-- START RECORDS TO USE --

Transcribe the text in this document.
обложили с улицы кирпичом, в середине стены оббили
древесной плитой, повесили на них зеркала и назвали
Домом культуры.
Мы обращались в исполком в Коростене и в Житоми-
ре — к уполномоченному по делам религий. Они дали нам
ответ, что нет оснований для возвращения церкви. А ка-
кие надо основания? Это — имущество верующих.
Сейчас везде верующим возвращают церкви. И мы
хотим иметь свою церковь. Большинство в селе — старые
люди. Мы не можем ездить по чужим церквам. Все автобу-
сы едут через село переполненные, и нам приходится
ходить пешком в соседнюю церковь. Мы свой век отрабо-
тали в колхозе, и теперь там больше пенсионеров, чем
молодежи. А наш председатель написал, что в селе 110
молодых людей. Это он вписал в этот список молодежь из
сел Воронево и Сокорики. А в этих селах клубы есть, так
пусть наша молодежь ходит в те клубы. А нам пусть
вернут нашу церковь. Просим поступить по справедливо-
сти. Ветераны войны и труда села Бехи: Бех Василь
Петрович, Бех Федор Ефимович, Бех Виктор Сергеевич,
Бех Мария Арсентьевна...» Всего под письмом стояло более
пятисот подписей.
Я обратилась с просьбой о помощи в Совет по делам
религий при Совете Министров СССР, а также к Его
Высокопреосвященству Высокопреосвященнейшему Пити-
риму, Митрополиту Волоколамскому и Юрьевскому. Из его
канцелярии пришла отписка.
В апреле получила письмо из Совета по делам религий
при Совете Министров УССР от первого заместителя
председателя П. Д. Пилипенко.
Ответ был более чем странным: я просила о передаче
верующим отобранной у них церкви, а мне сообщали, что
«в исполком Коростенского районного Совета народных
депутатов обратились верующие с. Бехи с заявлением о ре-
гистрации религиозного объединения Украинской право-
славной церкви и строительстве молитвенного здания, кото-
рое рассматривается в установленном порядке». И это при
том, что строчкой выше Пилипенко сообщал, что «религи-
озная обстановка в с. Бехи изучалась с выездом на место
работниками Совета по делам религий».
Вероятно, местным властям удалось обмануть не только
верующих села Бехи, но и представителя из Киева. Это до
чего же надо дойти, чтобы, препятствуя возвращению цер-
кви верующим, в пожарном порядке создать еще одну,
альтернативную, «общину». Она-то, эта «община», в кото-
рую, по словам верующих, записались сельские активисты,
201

-- END RECORDS TO USE --

EXERCISE: Only the number is wanted: how many lines in the data include the word "религий"?

SOLUTION BELOW: 4